(Data records)
(begin)

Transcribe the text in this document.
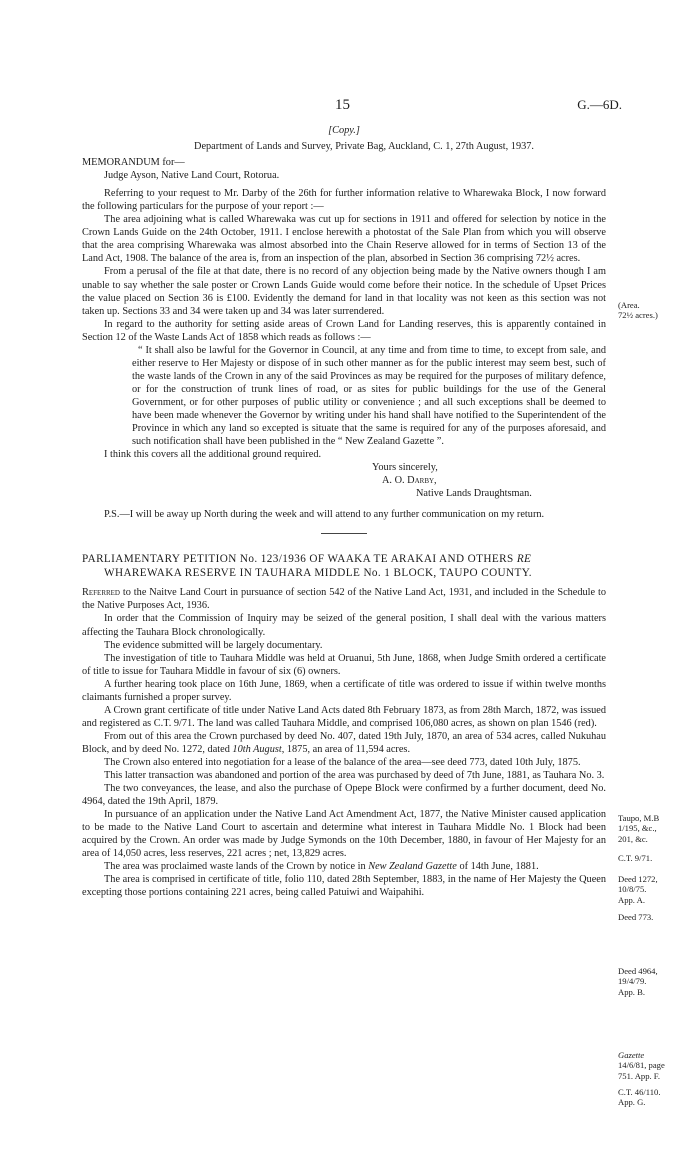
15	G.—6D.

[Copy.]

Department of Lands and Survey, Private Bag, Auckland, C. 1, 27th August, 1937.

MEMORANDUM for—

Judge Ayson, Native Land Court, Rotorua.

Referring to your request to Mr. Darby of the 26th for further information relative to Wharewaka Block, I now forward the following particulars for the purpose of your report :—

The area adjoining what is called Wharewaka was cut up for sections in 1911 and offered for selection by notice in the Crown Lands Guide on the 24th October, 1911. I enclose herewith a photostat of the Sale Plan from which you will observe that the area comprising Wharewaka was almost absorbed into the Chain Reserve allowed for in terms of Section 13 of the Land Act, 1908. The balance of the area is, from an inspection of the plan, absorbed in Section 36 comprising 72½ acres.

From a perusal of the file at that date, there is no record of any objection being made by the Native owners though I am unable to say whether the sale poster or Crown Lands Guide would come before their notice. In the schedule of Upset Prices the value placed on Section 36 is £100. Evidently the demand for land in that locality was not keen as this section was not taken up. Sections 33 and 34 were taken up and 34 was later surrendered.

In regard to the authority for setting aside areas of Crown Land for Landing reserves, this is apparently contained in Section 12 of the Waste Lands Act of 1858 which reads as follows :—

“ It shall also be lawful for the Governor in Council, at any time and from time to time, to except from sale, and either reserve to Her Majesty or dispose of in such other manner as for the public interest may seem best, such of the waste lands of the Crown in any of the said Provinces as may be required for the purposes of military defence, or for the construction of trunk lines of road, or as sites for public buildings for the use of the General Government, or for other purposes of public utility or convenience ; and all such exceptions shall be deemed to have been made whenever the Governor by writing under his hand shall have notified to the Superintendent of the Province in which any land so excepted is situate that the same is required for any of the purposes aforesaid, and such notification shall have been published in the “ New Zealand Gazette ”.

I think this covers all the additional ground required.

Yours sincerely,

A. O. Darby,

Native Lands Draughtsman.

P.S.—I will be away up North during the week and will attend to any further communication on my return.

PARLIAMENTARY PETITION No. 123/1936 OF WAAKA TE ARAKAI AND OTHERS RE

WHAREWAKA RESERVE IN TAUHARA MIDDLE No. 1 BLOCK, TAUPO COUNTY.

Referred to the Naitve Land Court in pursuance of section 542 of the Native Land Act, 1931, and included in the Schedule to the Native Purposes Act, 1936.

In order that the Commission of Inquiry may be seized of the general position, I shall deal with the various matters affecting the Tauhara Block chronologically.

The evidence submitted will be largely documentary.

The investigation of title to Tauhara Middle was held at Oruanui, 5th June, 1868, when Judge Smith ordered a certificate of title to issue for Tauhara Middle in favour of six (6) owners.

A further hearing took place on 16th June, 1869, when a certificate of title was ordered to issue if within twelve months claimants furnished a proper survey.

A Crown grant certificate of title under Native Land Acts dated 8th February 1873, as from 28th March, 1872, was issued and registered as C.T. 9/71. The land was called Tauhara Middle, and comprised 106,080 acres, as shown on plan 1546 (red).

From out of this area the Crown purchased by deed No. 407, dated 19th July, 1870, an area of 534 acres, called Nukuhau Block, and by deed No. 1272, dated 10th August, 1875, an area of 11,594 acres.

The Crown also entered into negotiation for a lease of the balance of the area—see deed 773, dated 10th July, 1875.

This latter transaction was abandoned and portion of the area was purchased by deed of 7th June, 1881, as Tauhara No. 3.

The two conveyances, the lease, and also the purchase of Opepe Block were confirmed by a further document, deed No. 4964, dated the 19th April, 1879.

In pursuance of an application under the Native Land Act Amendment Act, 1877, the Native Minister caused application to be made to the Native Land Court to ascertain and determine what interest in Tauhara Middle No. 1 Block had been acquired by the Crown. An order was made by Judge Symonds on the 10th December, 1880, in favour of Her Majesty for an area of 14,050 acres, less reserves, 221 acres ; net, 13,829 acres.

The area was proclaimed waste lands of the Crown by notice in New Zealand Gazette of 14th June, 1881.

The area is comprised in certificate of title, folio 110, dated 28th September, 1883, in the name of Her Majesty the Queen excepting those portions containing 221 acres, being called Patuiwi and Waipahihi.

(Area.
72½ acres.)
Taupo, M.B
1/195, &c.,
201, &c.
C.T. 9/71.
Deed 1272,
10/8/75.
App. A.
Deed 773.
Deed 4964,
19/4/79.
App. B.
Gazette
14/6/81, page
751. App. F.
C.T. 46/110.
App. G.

(end)
(begin)

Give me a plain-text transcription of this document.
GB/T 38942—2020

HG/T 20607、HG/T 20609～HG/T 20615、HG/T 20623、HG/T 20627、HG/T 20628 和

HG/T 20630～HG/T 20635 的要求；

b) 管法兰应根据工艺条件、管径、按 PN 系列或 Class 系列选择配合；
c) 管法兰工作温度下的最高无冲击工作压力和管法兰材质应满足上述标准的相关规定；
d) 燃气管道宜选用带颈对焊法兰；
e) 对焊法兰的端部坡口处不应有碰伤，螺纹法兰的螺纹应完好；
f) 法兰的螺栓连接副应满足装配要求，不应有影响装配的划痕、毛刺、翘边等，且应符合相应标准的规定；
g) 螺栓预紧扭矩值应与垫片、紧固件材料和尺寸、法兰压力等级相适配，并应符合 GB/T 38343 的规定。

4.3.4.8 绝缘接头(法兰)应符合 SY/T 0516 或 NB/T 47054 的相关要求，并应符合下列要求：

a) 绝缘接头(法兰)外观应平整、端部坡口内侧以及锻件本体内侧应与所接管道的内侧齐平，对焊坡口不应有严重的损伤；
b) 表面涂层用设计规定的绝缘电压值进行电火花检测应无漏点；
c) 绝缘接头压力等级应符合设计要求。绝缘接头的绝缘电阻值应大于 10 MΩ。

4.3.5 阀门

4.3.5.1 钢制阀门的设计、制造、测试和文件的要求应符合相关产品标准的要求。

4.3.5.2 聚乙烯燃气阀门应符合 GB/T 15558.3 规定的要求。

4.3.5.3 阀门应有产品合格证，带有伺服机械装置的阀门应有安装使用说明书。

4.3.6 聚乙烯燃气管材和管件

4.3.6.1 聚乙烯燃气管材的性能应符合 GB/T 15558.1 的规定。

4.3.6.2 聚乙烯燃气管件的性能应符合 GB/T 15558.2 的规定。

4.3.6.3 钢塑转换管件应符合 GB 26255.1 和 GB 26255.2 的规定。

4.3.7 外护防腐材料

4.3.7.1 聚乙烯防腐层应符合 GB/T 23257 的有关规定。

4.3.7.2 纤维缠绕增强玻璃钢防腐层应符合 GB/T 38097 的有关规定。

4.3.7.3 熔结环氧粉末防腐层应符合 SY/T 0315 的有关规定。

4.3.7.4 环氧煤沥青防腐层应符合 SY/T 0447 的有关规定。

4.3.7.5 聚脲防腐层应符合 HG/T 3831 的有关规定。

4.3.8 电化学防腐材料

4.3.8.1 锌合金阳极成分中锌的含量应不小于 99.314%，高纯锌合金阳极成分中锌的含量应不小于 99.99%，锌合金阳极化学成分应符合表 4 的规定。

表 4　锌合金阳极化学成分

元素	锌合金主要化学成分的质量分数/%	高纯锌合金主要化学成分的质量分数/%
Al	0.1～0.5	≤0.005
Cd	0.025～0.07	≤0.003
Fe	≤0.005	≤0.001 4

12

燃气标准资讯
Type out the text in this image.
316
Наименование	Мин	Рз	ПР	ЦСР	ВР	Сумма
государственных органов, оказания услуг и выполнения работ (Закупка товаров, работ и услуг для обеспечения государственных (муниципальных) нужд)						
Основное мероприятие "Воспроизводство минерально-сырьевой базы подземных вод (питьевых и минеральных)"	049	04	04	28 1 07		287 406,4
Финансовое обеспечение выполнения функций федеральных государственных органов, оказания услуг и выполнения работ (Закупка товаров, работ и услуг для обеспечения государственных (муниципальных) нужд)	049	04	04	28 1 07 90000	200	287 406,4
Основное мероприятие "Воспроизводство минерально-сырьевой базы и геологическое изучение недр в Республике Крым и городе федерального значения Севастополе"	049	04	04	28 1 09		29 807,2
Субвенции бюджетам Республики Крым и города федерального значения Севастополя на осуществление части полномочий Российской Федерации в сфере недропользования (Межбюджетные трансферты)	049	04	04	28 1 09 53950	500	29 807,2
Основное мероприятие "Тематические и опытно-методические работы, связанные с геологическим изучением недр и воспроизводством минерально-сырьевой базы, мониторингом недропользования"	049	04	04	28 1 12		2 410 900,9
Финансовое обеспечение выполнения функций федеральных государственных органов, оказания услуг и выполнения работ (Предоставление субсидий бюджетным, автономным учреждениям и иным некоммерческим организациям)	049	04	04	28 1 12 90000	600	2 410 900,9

(end)

## THE EXERCISE
Report how many lines hold the string "Darby", giving the number and nothing else.

## EXERCISE SOLUTION
2